Work to complete: Your task is to output the listing word for word, with pictures excluded.

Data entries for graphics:
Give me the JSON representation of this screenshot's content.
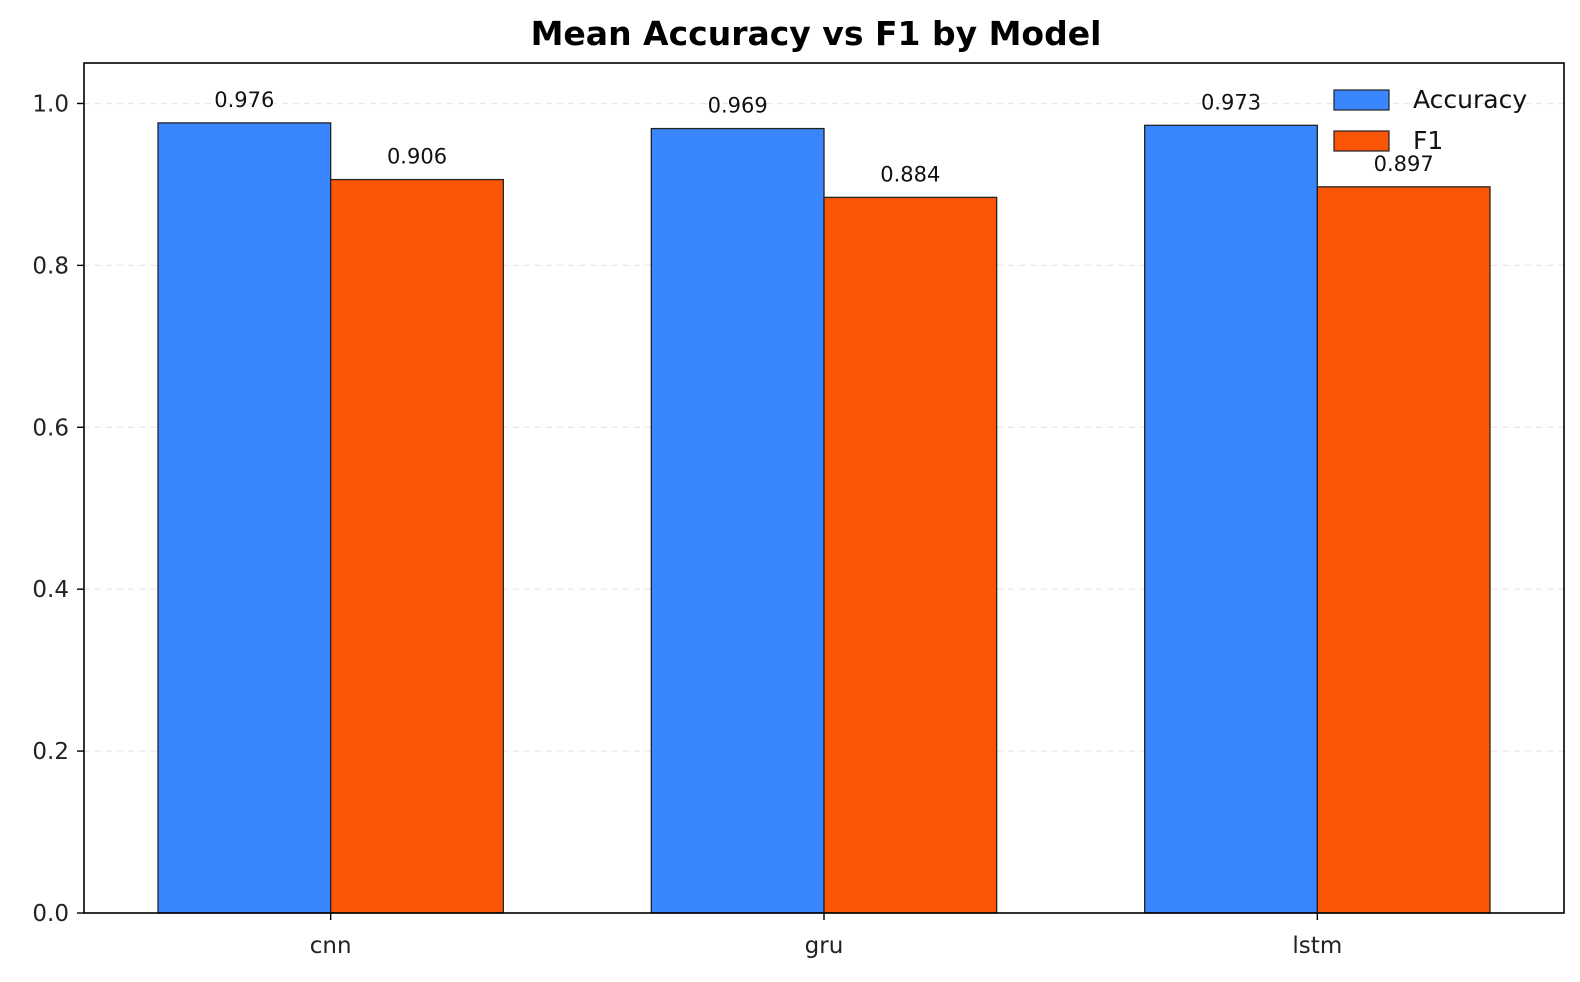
{
  "chart_data": {
    "type": "bar",
    "title": "Mean Accuracy vs F1 by Model",
    "xlabel": "",
    "ylabel": "",
    "categories": [
      "cnn",
      "gru",
      "lstm"
    ],
    "series": [
      {
        "name": "Accuracy",
        "values": [
          0.976,
          0.969,
          0.973
        ],
        "color": "#3a86ff"
      },
      {
        "name": "F1",
        "values": [
          0.906,
          0.884,
          0.897
        ],
        "color": "#fb5607"
      }
    ],
    "data_labels": [
      [
        "0.976",
        "0.969",
        "0.973"
      ],
      [
        "0.906",
        "0.884",
        "0.897"
      ]
    ],
    "ylim": [
      0,
      1.05
    ],
    "yticks": [
      0.0,
      0.2,
      0.4,
      0.6,
      0.8,
      1.0
    ],
    "ytick_labels": [
      "0.0",
      "0.2",
      "0.4",
      "0.6",
      "0.8",
      "1.0"
    ],
    "grid": true,
    "grid_axis": "y",
    "legend_position": "top-right",
    "edge_color": "#222222"
  }
}
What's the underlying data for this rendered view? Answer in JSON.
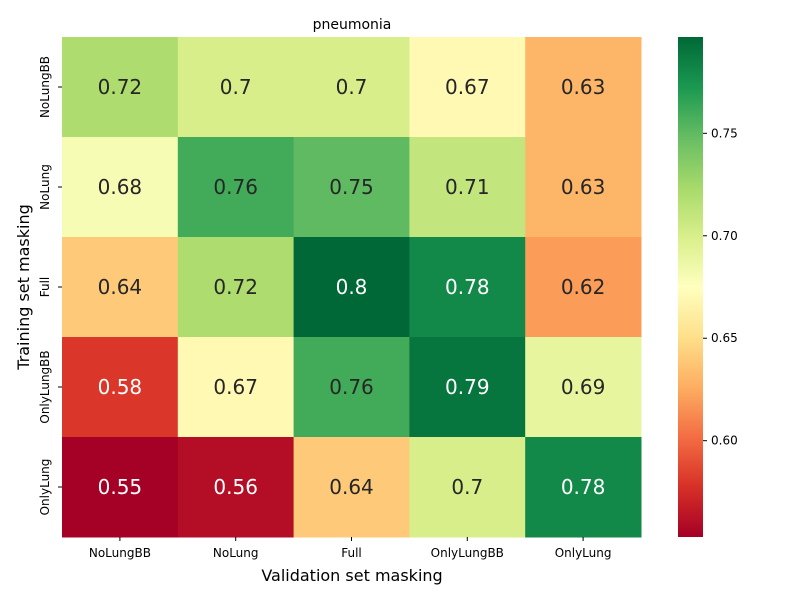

The response:
Give me the JSON representation of this screenshot's content.
{
  "chart_data": {
    "type": "bar",
    "title": "Mean Accuracy vs F1 by Model",
    "xlabel": "",
    "ylabel": "",
    "categories": [
      "cnn",
      "gru",
      "lstm"
    ],
    "series": [
      {
        "name": "Accuracy",
        "values": [
          0.976,
          0.969,
          0.973
        ],
        "color": "#3a86ff"
      },
      {
        "name": "F1",
        "values": [
          0.906,
          0.884,
          0.897
        ],
        "color": "#fb5607"
      }
    ],
    "data_labels": [
      [
        "0.976",
        "0.969",
        "0.973"
      ],
      [
        "0.906",
        "0.884",
        "0.897"
      ]
    ],
    "ylim": [
      0,
      1.05
    ],
    "yticks": [
      0.0,
      0.2,
      0.4,
      0.6,
      0.8,
      1.0
    ],
    "ytick_labels": [
      "0.0",
      "0.2",
      "0.4",
      "0.6",
      "0.8",
      "1.0"
    ],
    "grid": true,
    "grid_axis": "y",
    "legend_position": "top-right",
    "edge_color": "#222222"
  }
}
What's the underlying data for this rendered view? Answer in JSON.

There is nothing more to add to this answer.